To be done. Write every record out again exactly as given.

Records to process.

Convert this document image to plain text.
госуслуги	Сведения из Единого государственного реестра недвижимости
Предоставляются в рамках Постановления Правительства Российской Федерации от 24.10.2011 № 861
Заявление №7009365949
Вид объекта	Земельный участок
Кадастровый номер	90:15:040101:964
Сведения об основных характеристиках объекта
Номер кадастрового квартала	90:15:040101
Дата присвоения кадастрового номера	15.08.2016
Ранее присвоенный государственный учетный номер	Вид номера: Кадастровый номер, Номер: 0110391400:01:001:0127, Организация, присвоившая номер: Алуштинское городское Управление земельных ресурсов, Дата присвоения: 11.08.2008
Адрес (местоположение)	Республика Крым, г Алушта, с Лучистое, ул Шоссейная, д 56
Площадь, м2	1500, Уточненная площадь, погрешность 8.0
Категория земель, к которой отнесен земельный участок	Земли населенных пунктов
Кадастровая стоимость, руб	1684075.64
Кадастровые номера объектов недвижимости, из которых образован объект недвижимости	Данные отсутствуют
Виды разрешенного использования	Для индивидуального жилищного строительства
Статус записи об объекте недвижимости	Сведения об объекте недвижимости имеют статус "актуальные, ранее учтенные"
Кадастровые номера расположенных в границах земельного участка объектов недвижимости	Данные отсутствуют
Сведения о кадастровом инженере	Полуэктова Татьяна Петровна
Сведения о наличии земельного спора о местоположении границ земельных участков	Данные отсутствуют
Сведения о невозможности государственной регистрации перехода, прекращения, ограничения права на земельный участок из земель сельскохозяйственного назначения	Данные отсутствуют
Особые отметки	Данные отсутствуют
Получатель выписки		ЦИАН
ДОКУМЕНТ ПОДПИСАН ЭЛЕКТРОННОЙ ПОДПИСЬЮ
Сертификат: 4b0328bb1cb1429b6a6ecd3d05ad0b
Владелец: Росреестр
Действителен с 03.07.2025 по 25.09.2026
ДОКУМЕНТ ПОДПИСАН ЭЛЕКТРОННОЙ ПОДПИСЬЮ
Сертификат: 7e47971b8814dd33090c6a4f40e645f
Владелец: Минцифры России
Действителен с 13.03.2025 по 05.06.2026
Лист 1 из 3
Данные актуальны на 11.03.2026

Task response.
Convert this document image to plain text.
госуслуги	Сведения из Единого государственного реестра недвижимости
Предоставляются в рамках Постановления Правительства Российской Федерации от 24.10.2011 № 861
Заявление №7009365949
Вид объекта	Земельный участок
Кадастровый номер	90:15:040101:964
Сведения об основных характеристиках объекта
Номер кадастрового квартала	90:15:040101
Дата присвоения кадастрового номера	15.08.2016
Ранее присвоенный государственный учетный номер	Вид номера: Кадастровый номер, Номер: 0110391400:01:001:0127, Организация, присвоившая номер: Алуштинское городское Управление земельных ресурсов, Дата присвоения: 11.08.2008
Адрес (местоположение)	Республика Крым, г Алушта, с Лучистое, ул Шоссейная, д 56
Площадь, м2	1500, Уточненная площадь, погрешность 8.0
Категория земель, к которой отнесен земельный участок	Земли населенных пунктов
Кадастровая стоимость, руб	1684075.64
Кадастровые номера объектов недвижимости, из которых образован объект недвижимости	Данные отсутствуют
Виды разрешенного использования	Для индивидуального жилищного строительства
Статус записи об объекте недвижимости	Сведения об объекте недвижимости имеют статус "актуальные, ранее учтенные"
Кадастровые номера расположенных в границах земельного участка объектов недвижимости	Данные отсутствуют
Сведения о кадастровом инженере	Полуэктова Татьяна Петровна
Сведения о наличии земельного спора о местоположении границ земельных участков	Данные отсутствуют
Сведения о невозможности государственной регистрации перехода, прекращения, ограничения права на земельный участок из земель сельскохозяйственного назначения	Данные отсутствуют
Особые отметки	Данные отсутствуют
Получатель выписки		ЦИАН
ДОКУМЕНТ ПОДПИСАН ЭЛЕКТРОННОЙ ПОДПИСЬЮ
Сертификат: 4b0328bb1cb1429b6a6ecd3d05ad0b
Владелец: Росреестр
Действителен с 03.07.2025 по 25.09.2026
ДОКУМЕНТ ПОДПИСАН ЭЛЕКТРОННОЙ ПОДПИСЬЮ
Сертификат: 7e47971b8814dd33090c6a4f40e645f
Владелец: Минцифры России
Действителен с 13.03.2025 по 05.06.2026
Лист 1 из 3
Данные актуальны на 11.03.2026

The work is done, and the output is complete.